= Exercise instructions =
State how many lines hold the word "seconds", with no other words.

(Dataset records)
>>>>

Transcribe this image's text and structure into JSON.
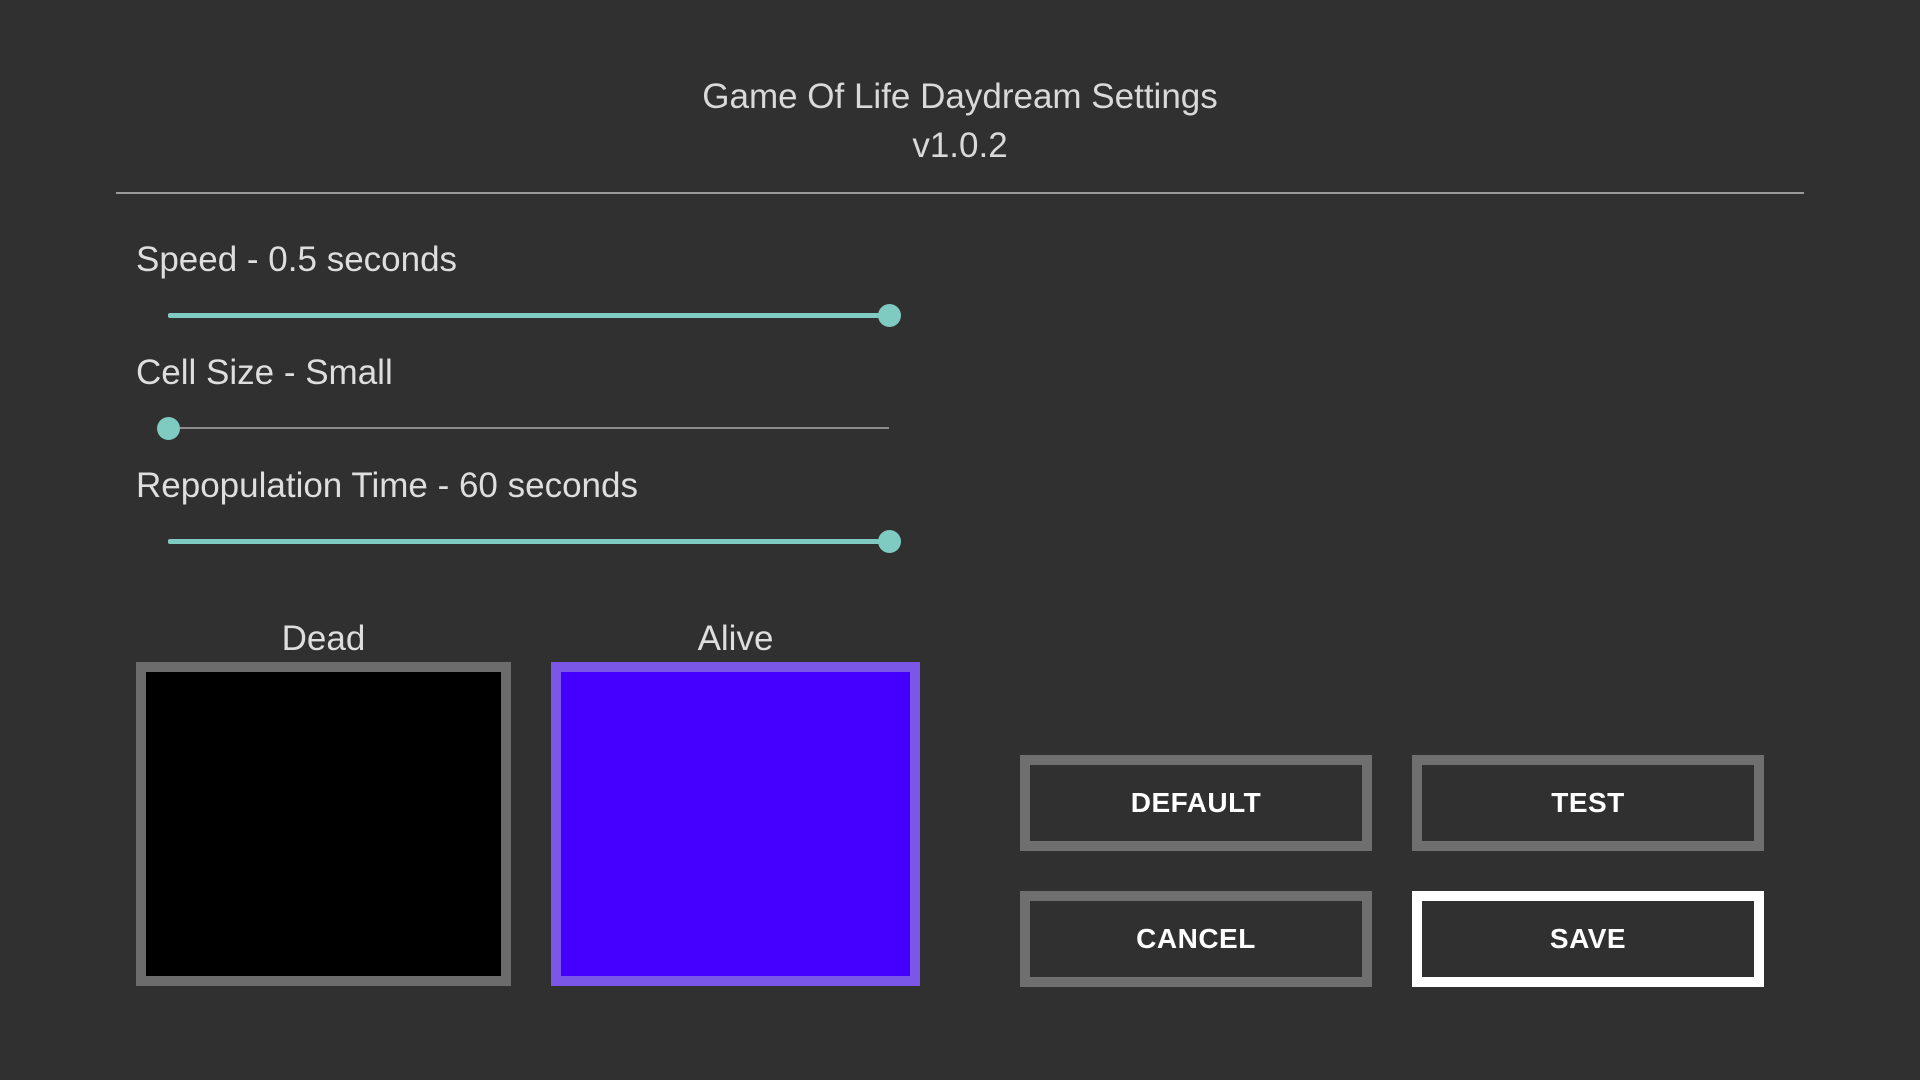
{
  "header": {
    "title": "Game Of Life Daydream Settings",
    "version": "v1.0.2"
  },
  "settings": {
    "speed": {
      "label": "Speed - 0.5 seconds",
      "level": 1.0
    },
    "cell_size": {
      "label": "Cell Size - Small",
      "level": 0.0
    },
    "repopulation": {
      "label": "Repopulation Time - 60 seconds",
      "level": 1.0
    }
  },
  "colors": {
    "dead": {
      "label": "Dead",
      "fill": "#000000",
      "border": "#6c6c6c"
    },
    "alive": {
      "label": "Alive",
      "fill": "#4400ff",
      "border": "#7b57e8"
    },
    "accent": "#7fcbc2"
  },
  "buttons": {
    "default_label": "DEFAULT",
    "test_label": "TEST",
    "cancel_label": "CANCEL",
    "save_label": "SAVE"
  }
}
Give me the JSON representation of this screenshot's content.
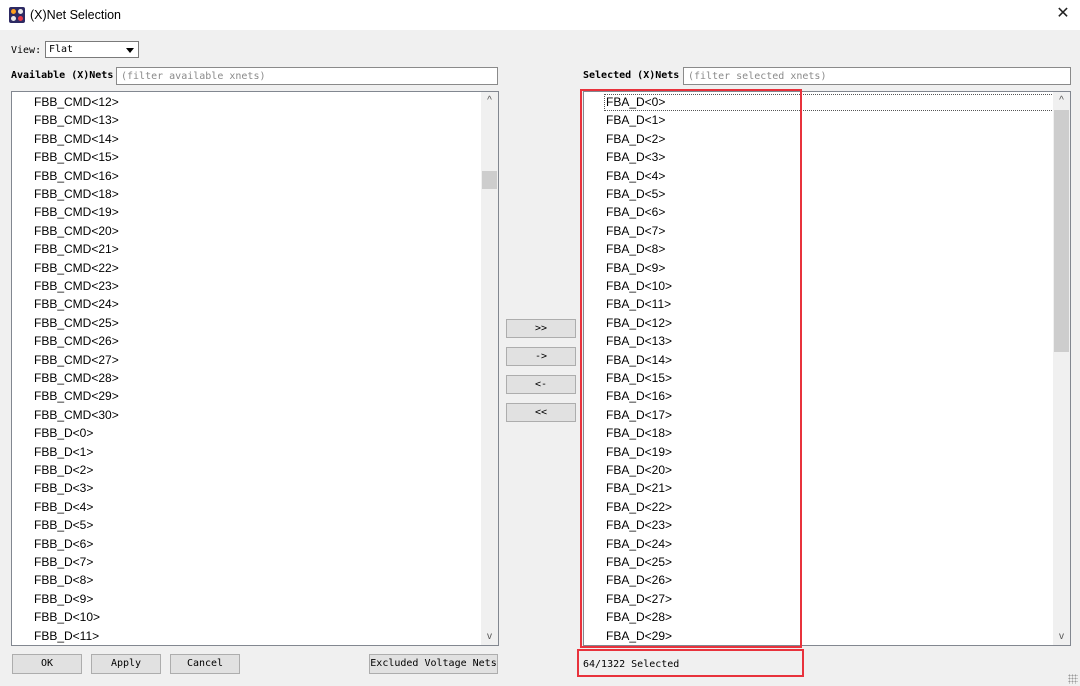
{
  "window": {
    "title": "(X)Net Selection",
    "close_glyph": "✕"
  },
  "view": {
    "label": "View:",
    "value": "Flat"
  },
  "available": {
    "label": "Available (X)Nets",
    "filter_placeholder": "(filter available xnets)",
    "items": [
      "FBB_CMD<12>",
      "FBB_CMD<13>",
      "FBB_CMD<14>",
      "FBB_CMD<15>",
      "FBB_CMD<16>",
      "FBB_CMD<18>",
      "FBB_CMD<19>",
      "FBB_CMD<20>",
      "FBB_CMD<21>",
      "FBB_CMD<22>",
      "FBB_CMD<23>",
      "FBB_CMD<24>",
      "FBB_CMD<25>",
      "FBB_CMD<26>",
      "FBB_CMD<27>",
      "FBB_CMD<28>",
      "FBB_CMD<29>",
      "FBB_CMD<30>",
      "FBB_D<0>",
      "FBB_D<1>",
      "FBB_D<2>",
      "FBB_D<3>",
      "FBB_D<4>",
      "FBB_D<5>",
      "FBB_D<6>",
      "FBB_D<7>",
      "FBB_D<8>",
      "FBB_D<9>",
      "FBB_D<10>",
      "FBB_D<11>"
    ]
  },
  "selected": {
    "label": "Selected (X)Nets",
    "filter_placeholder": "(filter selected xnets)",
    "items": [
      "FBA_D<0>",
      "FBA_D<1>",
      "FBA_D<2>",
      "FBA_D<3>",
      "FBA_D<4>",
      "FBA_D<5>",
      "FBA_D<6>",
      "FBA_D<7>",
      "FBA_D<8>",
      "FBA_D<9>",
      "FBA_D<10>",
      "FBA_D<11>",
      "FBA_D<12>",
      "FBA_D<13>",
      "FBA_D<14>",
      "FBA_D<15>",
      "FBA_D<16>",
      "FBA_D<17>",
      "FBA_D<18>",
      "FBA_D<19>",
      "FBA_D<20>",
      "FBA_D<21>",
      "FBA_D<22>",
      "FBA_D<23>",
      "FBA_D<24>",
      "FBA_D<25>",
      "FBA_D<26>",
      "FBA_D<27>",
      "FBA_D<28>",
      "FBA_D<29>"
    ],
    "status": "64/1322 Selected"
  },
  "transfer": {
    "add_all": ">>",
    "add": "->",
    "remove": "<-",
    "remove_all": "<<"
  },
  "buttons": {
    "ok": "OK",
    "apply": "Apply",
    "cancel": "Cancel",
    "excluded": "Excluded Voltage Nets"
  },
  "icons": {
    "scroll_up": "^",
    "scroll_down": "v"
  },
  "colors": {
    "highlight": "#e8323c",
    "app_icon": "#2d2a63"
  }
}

<<<<
>>>>

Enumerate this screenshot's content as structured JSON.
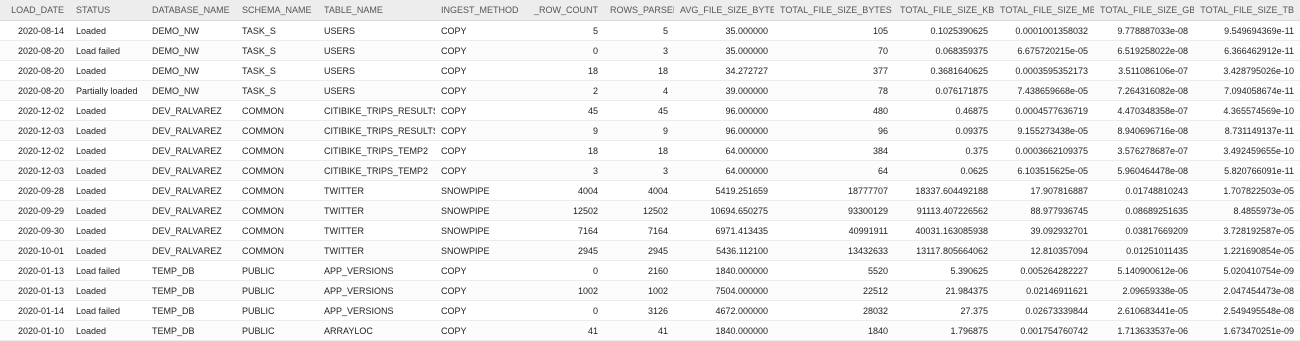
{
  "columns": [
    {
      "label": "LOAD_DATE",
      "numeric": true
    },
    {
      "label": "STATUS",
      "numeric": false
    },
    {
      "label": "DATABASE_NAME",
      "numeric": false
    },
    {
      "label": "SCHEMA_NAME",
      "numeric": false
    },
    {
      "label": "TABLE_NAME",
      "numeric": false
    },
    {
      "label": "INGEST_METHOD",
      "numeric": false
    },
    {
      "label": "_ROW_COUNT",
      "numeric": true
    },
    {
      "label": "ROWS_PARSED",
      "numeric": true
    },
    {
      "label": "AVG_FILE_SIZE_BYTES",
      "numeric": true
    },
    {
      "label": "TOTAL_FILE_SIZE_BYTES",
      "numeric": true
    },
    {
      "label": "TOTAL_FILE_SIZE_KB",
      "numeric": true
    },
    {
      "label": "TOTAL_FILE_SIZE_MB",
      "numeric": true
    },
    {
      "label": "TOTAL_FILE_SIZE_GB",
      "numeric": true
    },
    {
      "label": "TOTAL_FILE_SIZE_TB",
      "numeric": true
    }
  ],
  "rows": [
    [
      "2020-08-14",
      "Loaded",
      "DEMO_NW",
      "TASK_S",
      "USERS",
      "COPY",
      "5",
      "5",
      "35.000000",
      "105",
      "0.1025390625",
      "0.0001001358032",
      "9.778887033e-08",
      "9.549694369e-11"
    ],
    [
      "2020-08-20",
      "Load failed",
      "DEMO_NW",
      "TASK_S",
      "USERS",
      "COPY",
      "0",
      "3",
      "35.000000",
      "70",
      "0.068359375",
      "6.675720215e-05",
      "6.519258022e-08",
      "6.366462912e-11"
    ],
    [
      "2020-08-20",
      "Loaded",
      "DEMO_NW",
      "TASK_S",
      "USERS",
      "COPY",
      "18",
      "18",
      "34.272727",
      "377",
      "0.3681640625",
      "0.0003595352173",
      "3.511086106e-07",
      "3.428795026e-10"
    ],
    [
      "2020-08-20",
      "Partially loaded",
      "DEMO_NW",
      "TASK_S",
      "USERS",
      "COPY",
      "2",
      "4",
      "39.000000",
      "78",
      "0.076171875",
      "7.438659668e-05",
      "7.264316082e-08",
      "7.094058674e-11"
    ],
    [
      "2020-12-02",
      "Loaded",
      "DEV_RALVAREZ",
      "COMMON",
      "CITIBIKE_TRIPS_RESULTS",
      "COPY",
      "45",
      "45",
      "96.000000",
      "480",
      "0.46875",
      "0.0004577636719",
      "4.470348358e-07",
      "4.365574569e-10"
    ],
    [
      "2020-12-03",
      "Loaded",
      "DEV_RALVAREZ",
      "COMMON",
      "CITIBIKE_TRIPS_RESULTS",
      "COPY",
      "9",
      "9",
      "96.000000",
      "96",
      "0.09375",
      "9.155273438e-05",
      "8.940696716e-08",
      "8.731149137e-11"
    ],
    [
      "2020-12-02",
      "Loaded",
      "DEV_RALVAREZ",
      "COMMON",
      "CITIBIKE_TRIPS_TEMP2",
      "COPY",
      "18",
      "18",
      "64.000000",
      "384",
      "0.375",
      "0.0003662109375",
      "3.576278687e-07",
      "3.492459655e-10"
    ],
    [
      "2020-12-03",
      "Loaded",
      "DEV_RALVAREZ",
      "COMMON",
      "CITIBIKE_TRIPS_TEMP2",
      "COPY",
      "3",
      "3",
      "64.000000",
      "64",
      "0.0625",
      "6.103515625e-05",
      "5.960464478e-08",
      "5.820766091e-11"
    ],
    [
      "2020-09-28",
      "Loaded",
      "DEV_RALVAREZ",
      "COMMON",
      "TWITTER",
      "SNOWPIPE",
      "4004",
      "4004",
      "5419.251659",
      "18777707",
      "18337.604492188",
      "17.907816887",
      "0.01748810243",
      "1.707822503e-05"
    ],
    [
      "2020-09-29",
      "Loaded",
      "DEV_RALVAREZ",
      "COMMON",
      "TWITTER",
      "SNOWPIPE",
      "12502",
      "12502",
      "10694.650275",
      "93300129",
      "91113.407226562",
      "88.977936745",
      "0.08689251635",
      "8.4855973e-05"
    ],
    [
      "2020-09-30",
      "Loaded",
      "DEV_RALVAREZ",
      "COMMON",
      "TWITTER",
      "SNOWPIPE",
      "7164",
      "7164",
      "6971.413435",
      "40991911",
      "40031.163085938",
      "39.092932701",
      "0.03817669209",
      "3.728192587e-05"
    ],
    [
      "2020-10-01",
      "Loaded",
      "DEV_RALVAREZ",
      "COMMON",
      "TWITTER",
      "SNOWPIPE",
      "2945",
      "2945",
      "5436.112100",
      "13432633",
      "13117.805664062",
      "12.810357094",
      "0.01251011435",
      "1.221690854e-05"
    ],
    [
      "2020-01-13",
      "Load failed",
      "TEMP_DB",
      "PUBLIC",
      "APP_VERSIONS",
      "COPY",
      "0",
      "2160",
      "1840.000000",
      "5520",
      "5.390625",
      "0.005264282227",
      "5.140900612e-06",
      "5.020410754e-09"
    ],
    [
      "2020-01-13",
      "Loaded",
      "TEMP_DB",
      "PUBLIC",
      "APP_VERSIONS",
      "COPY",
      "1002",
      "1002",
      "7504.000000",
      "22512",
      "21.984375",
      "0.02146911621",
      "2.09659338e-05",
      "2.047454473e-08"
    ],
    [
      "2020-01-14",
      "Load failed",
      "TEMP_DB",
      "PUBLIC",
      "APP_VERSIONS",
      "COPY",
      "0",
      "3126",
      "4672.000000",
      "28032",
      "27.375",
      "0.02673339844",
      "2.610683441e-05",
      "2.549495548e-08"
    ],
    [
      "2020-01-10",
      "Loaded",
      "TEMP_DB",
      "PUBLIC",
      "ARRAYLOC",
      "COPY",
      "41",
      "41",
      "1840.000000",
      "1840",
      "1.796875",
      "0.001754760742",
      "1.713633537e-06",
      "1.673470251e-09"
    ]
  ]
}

<<<<

= Correct output =
2